-- YOUR OBJECTIVE --
Report each line of the records where "leaves" occurs.

(Saved data entries)
━━━━━━
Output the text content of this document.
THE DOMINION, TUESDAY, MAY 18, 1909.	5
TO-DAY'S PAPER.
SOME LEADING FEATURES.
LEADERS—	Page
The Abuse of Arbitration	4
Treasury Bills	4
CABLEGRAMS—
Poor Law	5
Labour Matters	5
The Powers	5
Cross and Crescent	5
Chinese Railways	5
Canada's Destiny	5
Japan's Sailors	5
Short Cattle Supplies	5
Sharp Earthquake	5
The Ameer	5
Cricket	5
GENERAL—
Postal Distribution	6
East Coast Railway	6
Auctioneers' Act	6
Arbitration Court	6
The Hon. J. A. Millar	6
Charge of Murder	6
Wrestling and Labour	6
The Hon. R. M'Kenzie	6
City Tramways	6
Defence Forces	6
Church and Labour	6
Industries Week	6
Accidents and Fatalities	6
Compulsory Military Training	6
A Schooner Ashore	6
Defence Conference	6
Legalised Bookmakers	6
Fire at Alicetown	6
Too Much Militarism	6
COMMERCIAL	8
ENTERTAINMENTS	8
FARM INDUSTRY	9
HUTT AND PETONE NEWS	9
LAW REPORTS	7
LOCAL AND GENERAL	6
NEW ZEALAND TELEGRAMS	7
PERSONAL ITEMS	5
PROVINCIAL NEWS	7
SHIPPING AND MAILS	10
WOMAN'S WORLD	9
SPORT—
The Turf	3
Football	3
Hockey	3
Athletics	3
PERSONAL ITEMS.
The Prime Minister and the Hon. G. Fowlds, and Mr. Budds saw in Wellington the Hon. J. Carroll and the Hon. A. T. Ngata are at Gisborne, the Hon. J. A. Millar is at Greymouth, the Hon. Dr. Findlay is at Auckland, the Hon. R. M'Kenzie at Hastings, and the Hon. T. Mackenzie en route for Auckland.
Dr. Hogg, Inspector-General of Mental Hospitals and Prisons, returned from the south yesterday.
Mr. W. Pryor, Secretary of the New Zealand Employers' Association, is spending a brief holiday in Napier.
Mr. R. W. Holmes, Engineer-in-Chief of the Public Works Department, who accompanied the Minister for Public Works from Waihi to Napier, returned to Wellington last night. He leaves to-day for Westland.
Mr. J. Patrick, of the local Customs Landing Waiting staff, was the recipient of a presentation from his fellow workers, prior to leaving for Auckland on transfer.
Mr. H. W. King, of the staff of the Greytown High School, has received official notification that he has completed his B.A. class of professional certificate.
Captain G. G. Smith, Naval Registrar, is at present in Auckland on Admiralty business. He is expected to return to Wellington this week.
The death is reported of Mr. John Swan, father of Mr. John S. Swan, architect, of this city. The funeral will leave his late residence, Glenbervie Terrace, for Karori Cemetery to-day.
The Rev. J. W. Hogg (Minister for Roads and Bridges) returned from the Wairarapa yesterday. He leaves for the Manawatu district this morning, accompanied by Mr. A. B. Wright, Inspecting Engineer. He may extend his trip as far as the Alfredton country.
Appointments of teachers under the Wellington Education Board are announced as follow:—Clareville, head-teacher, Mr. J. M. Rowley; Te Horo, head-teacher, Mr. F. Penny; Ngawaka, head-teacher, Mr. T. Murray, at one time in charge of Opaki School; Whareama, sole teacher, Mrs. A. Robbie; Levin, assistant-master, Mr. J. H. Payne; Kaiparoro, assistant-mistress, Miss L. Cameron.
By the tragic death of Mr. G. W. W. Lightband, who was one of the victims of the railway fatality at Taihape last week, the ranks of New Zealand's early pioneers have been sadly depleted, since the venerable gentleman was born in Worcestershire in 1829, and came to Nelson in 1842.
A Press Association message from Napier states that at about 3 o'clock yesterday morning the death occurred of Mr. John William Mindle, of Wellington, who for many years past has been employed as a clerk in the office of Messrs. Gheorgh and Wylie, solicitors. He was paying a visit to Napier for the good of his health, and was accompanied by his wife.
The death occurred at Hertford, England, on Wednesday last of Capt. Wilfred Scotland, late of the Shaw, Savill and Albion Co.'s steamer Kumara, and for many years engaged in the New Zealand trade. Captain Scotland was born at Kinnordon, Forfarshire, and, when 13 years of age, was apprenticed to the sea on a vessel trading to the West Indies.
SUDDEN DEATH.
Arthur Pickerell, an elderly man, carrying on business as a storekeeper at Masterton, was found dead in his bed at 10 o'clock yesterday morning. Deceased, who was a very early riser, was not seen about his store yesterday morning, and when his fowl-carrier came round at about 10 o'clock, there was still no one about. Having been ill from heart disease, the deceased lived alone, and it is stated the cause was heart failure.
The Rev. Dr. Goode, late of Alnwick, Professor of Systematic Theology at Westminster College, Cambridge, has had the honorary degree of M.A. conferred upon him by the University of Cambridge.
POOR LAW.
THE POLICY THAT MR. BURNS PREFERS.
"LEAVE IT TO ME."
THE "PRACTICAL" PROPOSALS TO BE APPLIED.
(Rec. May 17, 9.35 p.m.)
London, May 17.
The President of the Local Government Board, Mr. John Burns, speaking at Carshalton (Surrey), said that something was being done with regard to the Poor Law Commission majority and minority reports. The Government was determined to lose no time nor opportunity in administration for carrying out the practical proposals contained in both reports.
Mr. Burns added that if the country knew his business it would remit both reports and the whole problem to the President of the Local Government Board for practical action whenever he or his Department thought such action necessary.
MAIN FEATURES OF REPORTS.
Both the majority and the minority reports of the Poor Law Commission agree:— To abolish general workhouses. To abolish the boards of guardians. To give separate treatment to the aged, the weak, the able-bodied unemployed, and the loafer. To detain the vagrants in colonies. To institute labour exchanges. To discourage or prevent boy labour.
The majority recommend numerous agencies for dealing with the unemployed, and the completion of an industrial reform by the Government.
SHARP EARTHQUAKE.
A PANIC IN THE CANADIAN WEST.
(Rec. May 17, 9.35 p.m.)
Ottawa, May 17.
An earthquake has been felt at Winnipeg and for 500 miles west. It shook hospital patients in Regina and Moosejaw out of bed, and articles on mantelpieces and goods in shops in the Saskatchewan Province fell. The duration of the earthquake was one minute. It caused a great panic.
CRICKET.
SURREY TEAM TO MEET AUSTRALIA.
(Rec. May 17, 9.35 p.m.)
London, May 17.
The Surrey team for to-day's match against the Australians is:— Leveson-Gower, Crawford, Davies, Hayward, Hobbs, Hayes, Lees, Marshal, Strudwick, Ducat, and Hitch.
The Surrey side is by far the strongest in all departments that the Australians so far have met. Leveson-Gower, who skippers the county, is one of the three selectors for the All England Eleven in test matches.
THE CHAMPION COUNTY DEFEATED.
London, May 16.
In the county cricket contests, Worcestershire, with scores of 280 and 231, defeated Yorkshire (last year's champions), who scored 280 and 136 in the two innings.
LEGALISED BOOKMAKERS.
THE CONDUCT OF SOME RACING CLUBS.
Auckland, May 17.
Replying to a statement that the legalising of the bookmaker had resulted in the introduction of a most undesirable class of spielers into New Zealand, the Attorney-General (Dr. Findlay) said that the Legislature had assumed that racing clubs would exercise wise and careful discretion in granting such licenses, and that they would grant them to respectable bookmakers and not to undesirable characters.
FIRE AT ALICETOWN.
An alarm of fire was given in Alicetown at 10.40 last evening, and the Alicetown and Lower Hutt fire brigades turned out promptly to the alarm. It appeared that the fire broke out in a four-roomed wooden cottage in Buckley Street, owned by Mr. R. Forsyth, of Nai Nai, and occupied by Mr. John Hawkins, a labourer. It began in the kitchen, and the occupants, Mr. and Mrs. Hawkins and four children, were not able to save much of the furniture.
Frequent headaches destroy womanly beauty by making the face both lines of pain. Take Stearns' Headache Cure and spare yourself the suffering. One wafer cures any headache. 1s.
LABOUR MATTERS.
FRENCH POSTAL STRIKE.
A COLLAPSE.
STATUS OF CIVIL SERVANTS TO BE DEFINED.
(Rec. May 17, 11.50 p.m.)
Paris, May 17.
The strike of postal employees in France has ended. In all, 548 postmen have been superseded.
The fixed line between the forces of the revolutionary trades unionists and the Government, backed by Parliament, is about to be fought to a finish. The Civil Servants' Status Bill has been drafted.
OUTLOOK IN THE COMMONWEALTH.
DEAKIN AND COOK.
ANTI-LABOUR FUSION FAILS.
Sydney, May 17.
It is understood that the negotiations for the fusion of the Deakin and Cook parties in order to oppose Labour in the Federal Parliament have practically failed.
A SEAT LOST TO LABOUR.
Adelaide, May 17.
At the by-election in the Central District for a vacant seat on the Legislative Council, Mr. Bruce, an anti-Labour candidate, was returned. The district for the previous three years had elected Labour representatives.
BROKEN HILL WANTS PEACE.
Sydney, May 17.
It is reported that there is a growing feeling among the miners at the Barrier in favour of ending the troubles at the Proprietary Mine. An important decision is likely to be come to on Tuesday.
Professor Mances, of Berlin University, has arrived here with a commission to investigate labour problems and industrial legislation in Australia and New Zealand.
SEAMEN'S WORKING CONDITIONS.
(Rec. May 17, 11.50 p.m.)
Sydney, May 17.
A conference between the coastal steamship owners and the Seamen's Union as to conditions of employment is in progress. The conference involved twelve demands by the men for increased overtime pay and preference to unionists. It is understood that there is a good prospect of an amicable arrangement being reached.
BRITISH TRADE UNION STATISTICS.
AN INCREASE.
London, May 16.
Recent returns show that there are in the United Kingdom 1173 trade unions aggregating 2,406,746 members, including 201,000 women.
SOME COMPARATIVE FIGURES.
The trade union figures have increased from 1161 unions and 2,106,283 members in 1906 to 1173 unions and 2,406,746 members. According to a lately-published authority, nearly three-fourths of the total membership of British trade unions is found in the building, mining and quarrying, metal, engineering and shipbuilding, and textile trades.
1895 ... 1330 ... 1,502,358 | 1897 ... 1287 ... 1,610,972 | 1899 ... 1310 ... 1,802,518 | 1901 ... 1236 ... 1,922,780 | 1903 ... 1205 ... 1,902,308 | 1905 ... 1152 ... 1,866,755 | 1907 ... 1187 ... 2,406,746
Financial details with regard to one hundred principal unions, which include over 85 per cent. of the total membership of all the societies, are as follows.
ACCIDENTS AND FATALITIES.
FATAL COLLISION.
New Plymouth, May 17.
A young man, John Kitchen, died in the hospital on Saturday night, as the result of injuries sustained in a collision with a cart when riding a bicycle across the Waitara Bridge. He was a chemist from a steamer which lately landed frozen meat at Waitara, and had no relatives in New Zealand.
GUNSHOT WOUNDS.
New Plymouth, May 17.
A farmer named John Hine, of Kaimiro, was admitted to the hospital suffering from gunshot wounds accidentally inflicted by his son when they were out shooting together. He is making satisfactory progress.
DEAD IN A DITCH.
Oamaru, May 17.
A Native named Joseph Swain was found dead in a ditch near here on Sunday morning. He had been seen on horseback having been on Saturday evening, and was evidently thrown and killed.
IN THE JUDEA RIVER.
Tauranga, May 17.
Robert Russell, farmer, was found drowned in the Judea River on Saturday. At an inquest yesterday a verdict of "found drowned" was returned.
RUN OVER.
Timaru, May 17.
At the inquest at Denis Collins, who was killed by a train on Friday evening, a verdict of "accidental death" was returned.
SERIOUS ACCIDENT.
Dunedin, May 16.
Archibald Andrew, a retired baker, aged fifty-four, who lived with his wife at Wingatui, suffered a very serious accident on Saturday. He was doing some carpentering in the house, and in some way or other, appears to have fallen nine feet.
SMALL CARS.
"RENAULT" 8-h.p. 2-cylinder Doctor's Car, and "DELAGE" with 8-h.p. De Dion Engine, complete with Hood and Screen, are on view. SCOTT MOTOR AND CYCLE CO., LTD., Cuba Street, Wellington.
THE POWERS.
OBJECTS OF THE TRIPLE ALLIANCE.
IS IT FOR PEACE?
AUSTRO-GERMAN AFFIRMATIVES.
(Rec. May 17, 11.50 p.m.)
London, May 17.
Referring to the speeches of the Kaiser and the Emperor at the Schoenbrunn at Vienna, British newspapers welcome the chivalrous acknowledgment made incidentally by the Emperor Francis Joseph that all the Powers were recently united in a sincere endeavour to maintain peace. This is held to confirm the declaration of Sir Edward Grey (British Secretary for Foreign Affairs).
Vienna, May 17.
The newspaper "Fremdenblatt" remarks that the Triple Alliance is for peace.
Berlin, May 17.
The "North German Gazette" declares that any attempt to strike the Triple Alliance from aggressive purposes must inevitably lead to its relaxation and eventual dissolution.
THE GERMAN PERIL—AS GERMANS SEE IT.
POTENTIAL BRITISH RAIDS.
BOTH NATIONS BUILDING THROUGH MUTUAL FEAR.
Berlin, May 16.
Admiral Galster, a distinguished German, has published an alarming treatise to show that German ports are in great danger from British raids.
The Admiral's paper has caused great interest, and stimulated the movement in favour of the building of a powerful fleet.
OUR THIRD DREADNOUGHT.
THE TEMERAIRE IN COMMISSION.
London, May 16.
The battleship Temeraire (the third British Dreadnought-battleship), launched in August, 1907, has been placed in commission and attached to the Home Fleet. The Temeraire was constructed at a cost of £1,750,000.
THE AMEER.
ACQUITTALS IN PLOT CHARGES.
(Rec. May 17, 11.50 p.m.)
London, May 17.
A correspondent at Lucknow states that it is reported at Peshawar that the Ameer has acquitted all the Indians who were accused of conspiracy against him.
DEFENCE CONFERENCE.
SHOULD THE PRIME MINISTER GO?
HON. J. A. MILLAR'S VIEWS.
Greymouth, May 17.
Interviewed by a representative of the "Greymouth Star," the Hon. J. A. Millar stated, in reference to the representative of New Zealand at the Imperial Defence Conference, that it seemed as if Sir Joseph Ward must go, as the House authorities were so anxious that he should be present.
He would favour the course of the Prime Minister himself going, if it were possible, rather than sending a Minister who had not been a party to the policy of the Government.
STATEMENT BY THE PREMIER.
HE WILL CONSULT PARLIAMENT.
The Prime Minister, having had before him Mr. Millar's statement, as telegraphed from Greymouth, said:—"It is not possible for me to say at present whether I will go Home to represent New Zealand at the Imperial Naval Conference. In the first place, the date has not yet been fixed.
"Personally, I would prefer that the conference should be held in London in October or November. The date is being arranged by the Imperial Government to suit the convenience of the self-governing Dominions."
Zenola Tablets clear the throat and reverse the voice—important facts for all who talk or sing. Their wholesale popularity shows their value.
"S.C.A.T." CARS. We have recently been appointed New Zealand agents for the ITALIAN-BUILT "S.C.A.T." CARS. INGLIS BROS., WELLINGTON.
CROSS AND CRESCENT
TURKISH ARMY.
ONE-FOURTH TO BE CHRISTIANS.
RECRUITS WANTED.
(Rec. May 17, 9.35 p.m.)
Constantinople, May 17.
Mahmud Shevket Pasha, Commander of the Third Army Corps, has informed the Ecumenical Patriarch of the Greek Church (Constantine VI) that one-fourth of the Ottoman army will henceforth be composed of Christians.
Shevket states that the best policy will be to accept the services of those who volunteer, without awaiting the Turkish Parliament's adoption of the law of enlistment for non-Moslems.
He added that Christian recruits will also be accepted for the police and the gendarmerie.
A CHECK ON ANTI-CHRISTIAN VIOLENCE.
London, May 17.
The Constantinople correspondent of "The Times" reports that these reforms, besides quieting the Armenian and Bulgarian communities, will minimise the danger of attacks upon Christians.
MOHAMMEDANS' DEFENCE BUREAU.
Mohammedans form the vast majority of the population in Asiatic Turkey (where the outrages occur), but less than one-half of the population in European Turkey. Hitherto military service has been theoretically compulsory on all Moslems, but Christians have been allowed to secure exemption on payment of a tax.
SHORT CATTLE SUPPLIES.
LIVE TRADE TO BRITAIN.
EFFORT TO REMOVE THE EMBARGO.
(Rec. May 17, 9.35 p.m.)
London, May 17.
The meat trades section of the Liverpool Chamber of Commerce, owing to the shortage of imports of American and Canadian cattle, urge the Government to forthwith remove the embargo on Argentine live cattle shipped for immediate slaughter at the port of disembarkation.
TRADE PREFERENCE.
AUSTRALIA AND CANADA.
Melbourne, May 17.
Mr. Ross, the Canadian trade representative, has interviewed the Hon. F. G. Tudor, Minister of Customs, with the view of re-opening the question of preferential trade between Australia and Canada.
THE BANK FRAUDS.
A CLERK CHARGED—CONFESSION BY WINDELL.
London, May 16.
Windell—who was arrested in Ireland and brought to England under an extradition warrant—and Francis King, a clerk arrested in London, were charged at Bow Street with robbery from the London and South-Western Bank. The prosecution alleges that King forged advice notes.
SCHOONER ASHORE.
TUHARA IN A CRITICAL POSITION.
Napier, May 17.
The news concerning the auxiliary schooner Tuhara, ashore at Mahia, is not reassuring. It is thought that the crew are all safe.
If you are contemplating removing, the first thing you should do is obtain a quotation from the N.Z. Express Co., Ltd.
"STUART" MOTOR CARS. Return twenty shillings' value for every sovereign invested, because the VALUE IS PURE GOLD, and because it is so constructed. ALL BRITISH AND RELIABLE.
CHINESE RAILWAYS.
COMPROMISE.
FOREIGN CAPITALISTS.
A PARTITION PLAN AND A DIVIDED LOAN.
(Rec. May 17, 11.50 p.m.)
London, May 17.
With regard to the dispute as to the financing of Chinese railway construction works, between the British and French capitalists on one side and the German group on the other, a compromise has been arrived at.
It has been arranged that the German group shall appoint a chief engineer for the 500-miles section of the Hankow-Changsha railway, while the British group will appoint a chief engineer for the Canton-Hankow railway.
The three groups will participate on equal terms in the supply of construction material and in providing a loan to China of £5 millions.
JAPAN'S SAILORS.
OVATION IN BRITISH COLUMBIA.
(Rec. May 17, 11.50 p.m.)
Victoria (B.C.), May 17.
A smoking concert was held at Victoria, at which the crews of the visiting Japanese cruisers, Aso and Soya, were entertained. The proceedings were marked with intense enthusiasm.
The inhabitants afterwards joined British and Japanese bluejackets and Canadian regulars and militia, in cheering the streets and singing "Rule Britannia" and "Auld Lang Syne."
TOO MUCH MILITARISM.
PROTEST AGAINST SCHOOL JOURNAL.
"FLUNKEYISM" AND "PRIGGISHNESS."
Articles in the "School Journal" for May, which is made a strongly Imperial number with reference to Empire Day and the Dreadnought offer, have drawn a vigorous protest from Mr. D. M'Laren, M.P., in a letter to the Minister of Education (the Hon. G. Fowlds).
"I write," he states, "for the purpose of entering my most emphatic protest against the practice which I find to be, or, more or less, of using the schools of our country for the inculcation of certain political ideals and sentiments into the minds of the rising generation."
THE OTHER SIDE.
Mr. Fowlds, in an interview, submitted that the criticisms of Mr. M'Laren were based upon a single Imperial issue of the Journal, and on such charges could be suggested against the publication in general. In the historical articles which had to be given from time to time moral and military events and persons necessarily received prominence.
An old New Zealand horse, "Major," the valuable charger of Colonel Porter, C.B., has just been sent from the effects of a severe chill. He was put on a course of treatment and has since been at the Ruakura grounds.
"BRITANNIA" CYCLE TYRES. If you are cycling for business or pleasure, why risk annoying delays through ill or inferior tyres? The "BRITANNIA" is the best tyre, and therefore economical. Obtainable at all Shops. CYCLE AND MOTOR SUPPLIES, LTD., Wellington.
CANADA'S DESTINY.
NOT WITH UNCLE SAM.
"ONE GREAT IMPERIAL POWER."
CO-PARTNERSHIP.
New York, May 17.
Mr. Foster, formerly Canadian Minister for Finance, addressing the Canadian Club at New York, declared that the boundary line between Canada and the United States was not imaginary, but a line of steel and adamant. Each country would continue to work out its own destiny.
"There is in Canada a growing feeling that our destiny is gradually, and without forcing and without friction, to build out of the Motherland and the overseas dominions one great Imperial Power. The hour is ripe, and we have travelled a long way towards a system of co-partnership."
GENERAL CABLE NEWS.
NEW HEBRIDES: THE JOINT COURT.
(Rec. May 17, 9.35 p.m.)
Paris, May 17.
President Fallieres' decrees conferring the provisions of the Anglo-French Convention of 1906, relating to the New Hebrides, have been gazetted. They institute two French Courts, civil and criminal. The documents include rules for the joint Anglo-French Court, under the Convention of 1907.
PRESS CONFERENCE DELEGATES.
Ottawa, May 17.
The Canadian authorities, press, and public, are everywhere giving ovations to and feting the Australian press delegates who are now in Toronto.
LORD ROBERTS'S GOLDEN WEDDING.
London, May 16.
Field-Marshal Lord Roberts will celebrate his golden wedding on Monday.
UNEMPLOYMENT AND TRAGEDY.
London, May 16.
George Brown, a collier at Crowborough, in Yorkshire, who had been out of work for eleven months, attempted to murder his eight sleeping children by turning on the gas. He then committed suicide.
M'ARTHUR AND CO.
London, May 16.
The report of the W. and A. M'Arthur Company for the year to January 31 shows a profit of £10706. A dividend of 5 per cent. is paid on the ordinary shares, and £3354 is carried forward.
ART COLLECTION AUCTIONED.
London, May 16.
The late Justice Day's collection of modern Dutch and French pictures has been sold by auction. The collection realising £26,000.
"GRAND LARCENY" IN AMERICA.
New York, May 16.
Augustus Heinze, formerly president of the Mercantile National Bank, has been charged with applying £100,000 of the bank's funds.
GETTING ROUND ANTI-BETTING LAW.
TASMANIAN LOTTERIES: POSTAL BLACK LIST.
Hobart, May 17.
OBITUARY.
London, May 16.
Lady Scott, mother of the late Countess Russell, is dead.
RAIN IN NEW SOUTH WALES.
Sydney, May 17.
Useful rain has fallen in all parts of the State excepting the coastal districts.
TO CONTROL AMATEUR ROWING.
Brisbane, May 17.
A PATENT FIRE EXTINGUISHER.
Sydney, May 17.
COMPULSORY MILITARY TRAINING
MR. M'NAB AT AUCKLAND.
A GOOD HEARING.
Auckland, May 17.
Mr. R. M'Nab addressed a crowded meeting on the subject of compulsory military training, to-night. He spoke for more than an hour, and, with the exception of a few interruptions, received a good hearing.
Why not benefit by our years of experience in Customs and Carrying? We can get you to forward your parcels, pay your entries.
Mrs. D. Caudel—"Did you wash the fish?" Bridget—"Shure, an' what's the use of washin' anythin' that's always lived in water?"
━━━━━━
-- EXERCISE SOLUTION --
Mr. R. W. Holmes, Engineer-in-Chief of the Public Works Department, who accompanied the Minister for Public Works from Waihi to Napier, returned to Wellington last night. He leaves to-day for Westland.
The Rev. J. W. Hogg (Minister for Roads and Bridges) returned from the Wairarapa yesterday. He leaves for the Manawatu district this morning, accompanied by Mr. A. B. Wright, Inspecting Engineer. He may extend his trip as far as the Alfredton country.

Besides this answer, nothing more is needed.